━━━━━ RECORDED INFORMATION
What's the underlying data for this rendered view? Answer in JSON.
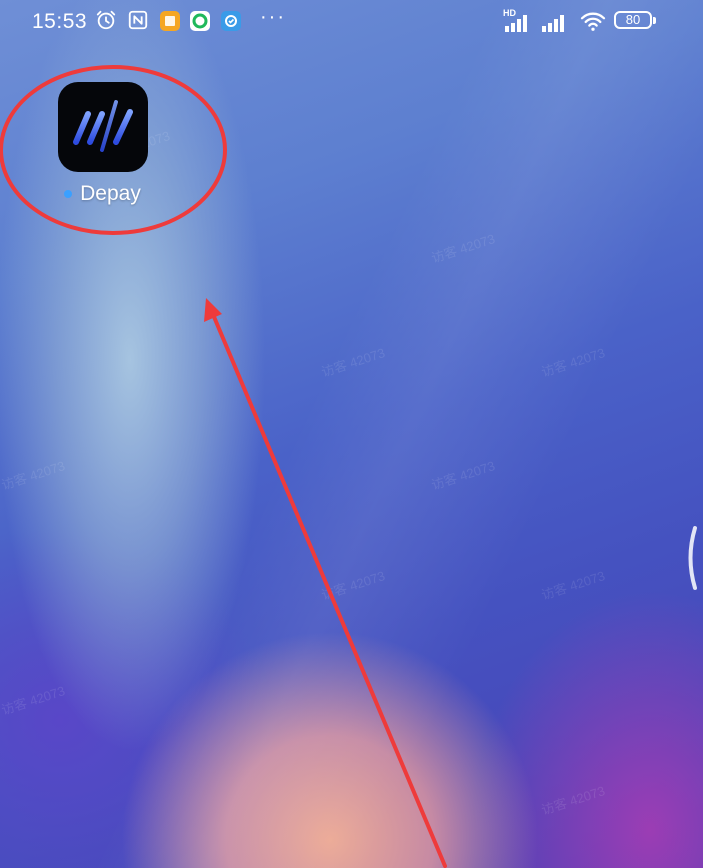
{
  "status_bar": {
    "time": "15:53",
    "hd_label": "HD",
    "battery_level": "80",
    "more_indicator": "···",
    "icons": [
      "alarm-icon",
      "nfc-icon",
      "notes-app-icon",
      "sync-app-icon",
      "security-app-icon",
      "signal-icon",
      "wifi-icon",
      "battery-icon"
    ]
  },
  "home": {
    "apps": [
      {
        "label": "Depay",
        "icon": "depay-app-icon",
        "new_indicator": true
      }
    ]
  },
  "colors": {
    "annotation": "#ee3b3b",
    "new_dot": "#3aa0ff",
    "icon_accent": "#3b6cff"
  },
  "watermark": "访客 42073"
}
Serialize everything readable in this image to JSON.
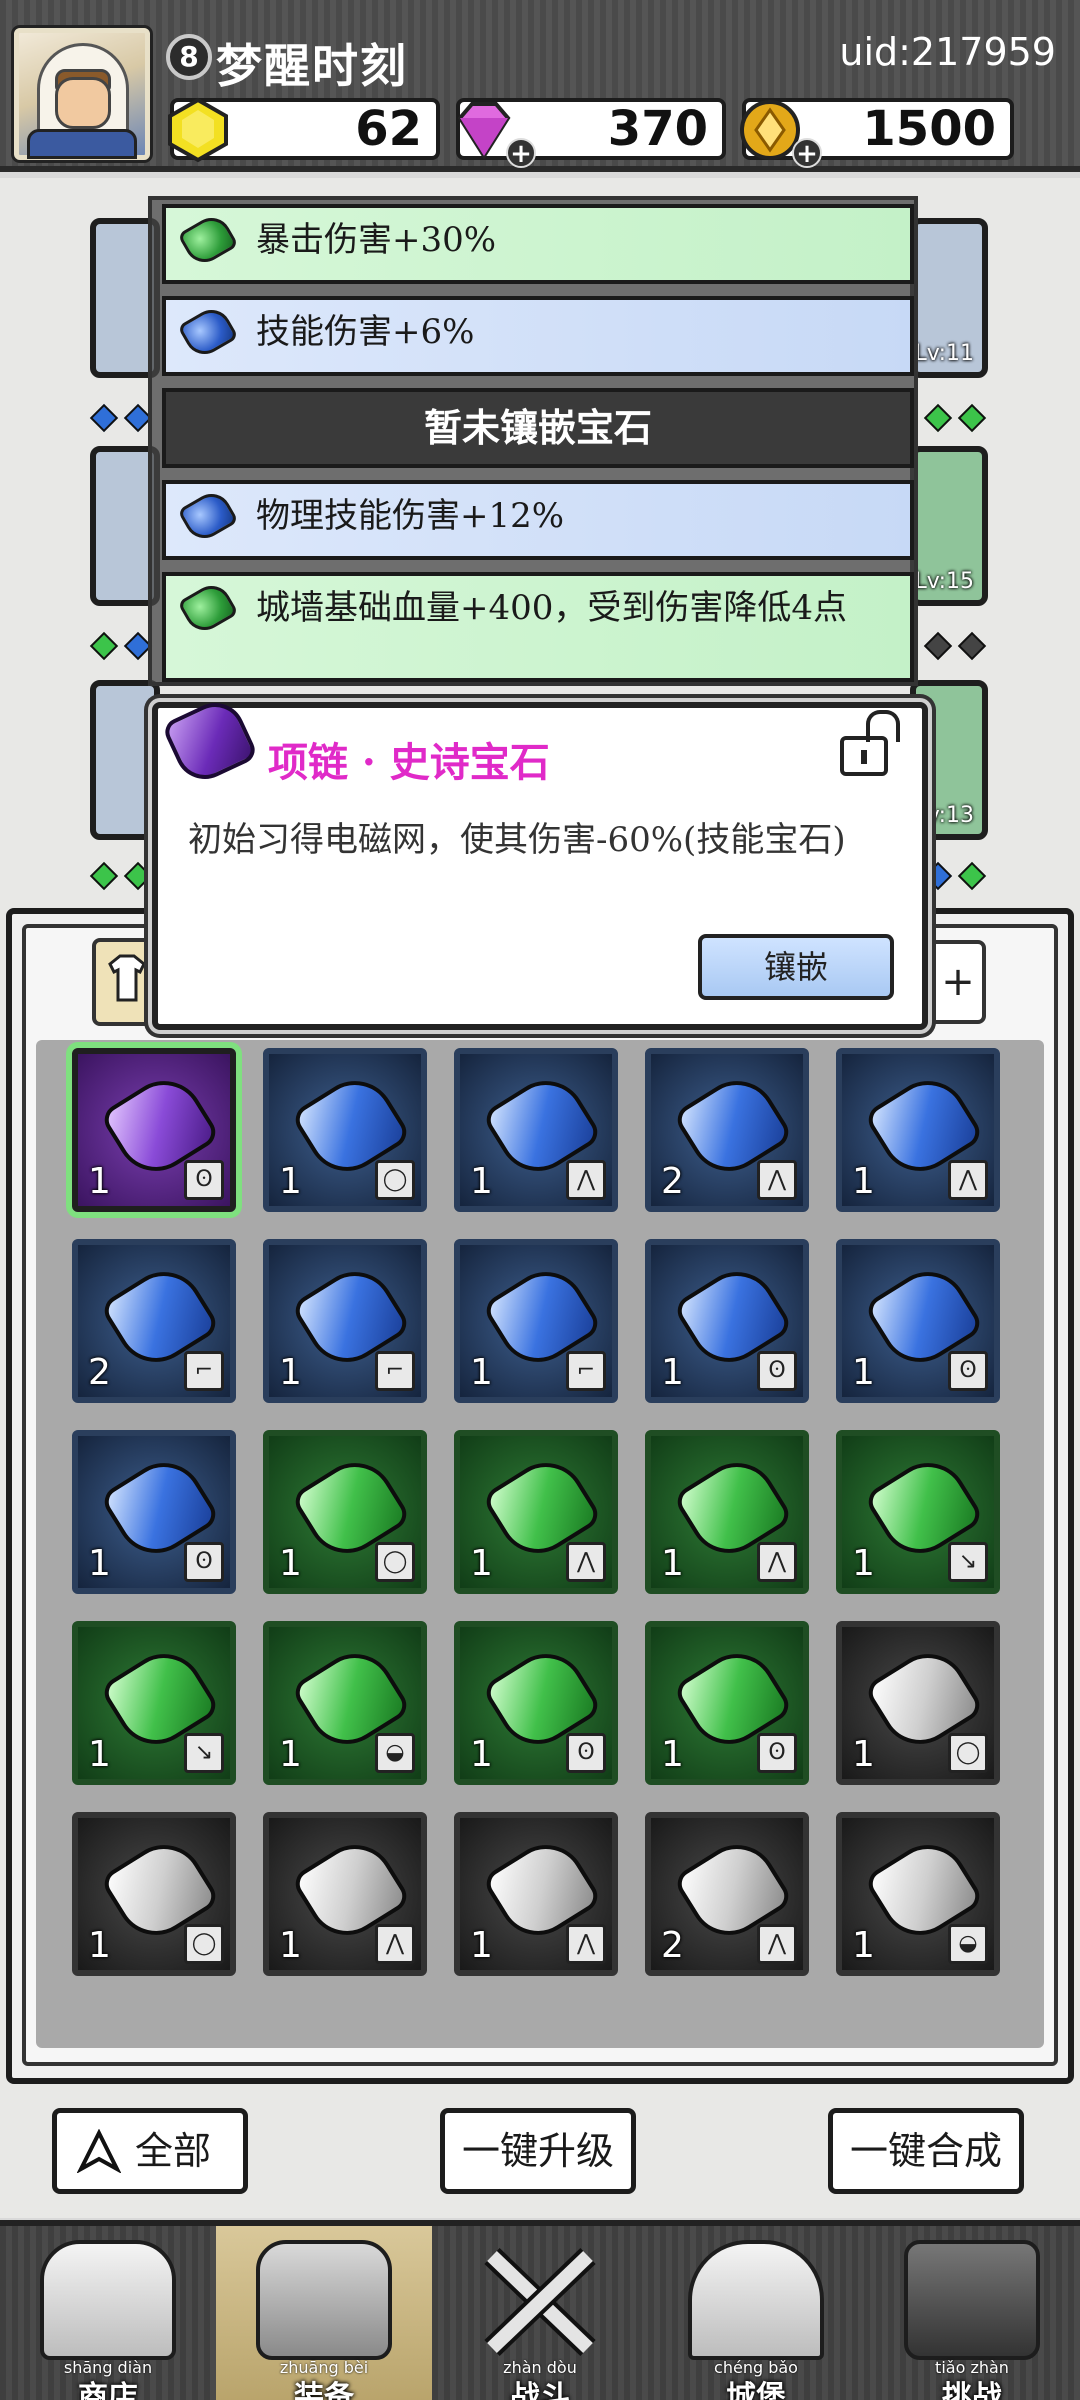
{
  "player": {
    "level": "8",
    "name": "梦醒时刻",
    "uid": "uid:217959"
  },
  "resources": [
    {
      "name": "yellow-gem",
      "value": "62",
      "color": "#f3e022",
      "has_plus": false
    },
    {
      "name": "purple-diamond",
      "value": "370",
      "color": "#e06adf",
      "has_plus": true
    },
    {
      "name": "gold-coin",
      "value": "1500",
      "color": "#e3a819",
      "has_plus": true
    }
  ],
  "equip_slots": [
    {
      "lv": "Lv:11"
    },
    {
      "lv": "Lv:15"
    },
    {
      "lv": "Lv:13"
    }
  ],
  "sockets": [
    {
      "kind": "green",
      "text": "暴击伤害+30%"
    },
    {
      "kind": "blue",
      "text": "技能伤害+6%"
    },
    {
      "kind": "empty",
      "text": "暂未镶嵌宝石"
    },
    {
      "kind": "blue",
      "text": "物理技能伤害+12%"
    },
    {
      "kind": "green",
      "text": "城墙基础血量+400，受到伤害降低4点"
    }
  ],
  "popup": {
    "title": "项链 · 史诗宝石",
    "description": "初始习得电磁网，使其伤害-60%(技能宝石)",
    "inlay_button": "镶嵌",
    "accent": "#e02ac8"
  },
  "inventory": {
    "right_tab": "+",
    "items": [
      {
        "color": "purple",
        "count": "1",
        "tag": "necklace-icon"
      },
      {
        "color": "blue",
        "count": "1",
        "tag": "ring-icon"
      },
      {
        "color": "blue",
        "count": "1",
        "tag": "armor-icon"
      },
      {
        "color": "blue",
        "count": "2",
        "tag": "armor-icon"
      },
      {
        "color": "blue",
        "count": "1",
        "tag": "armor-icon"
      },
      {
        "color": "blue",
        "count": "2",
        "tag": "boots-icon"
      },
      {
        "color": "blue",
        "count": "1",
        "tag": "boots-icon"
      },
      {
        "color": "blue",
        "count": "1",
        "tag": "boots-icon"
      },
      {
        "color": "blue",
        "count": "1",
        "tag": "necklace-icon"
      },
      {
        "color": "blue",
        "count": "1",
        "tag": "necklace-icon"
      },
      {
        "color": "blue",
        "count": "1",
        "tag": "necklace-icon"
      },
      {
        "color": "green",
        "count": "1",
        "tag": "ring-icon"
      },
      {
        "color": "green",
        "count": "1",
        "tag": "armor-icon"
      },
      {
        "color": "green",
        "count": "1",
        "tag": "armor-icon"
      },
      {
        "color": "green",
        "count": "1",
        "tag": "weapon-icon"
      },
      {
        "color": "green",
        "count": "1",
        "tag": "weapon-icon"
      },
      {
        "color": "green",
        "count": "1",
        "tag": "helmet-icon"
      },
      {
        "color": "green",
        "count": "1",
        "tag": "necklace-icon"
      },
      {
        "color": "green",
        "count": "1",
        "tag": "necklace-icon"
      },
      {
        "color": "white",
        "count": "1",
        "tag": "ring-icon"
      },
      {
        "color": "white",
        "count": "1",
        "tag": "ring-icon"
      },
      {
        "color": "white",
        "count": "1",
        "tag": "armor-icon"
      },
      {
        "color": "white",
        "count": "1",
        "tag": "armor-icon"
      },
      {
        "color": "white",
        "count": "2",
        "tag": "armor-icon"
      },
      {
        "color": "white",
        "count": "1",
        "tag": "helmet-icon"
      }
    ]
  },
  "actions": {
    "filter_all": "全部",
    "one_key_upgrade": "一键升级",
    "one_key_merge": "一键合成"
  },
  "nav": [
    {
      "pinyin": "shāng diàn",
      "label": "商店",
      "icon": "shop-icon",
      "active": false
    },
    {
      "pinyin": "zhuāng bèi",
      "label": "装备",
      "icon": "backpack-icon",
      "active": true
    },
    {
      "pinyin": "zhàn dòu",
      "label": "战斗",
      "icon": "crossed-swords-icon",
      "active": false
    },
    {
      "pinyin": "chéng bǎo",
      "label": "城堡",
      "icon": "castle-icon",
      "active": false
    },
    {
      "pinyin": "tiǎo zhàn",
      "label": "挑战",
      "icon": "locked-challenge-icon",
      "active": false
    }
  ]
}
━━━━━━━━━━
TASK REQUIREMENTS
Output all of the data exactly as it stands, minus any images.

OUTPUT BELOW
What's the underlying data for this rendered view? Answer in JSON.
{
  "status_bar": {
    "time": "15:53",
    "hd_label": "HD",
    "battery_level": "80",
    "more_indicator": "···",
    "icons": [
      "alarm-icon",
      "nfc-icon",
      "notes-app-icon",
      "sync-app-icon",
      "security-app-icon",
      "signal-icon",
      "wifi-icon",
      "battery-icon"
    ]
  },
  "home": {
    "apps": [
      {
        "label": "Depay",
        "icon": "depay-app-icon",
        "new_indicator": true
      }
    ]
  },
  "colors": {
    "annotation": "#ee3b3b",
    "new_dot": "#3aa0ff",
    "icon_accent": "#3b6cff"
  },
  "watermark": "访客 42073"
}
Serialize everything readable in this image to JSON.
{
  "player": {
    "level": "8",
    "name": "梦醒时刻",
    "uid": "uid:217959"
  },
  "resources": [
    {
      "name": "yellow-gem",
      "value": "62",
      "color": "#f3e022",
      "has_plus": false
    },
    {
      "name": "purple-diamond",
      "value": "370",
      "color": "#e06adf",
      "has_plus": true
    },
    {
      "name": "gold-coin",
      "value": "1500",
      "color": "#e3a819",
      "has_plus": true
    }
  ],
  "equip_slots": [
    {
      "lv": "Lv:11"
    },
    {
      "lv": "Lv:15"
    },
    {
      "lv": "Lv:13"
    }
  ],
  "sockets": [
    {
      "kind": "green",
      "text": "暴击伤害+30%"
    },
    {
      "kind": "blue",
      "text": "技能伤害+6%"
    },
    {
      "kind": "empty",
      "text": "暂未镶嵌宝石"
    },
    {
      "kind": "blue",
      "text": "物理技能伤害+12%"
    },
    {
      "kind": "green",
      "text": "城墙基础血量+400，受到伤害降低4点"
    }
  ],
  "popup": {
    "title": "项链 · 史诗宝石",
    "description": "初始习得电磁网，使其伤害-60%(技能宝石)",
    "inlay_button": "镶嵌",
    "accent": "#e02ac8"
  },
  "inventory": {
    "right_tab": "+",
    "items": [
      {
        "color": "purple",
        "count": "1",
        "tag": "necklace-icon"
      },
      {
        "color": "blue",
        "count": "1",
        "tag": "ring-icon"
      },
      {
        "color": "blue",
        "count": "1",
        "tag": "armor-icon"
      },
      {
        "color": "blue",
        "count": "2",
        "tag": "armor-icon"
      },
      {
        "color": "blue",
        "count": "1",
        "tag": "armor-icon"
      },
      {
        "color": "blue",
        "count": "2",
        "tag": "boots-icon"
      },
      {
        "color": "blue",
        "count": "1",
        "tag": "boots-icon"
      },
      {
        "color": "blue",
        "count": "1",
        "tag": "boots-icon"
      },
      {
        "color": "blue",
        "count": "1",
        "tag": "necklace-icon"
      },
      {
        "color": "blue",
        "count": "1",
        "tag": "necklace-icon"
      },
      {
        "color": "blue",
        "count": "1",
        "tag": "necklace-icon"
      },
      {
        "color": "green",
        "count": "1",
        "tag": "ring-icon"
      },
      {
        "color": "green",
        "count": "1",
        "tag": "armor-icon"
      },
      {
        "color": "green",
        "count": "1",
        "tag": "armor-icon"
      },
      {
        "color": "green",
        "count": "1",
        "tag": "weapon-icon"
      },
      {
        "color": "green",
        "count": "1",
        "tag": "weapon-icon"
      },
      {
        "color": "green",
        "count": "1",
        "tag": "helmet-icon"
      },
      {
        "color": "green",
        "count": "1",
        "tag": "necklace-icon"
      },
      {
        "color": "green",
        "count": "1",
        "tag": "necklace-icon"
      },
      {
        "color": "white",
        "count": "1",
        "tag": "ring-icon"
      },
      {
        "color": "white",
        "count": "1",
        "tag": "ring-icon"
      },
      {
        "color": "white",
        "count": "1",
        "tag": "armor-icon"
      },
      {
        "color": "white",
        "count": "1",
        "tag": "armor-icon"
      },
      {
        "color": "white",
        "count": "2",
        "tag": "armor-icon"
      },
      {
        "color": "white",
        "count": "1",
        "tag": "helmet-icon"
      }
    ]
  },
  "actions": {
    "filter_all": "全部",
    "one_key_upgrade": "一键升级",
    "one_key_merge": "一键合成"
  },
  "nav": [
    {
      "pinyin": "shāng diàn",
      "label": "商店",
      "icon": "shop-icon",
      "active": false
    },
    {
      "pinyin": "zhuāng bèi",
      "label": "装备",
      "icon": "backpack-icon",
      "active": true
    },
    {
      "pinyin": "zhàn dòu",
      "label": "战斗",
      "icon": "crossed-swords-icon",
      "active": false
    },
    {
      "pinyin": "chéng bǎo",
      "label": "城堡",
      "icon": "castle-icon",
      "active": false
    },
    {
      "pinyin": "tiǎo zhàn",
      "label": "挑战",
      "icon": "locked-challenge-icon",
      "active": false
    }
  ]
}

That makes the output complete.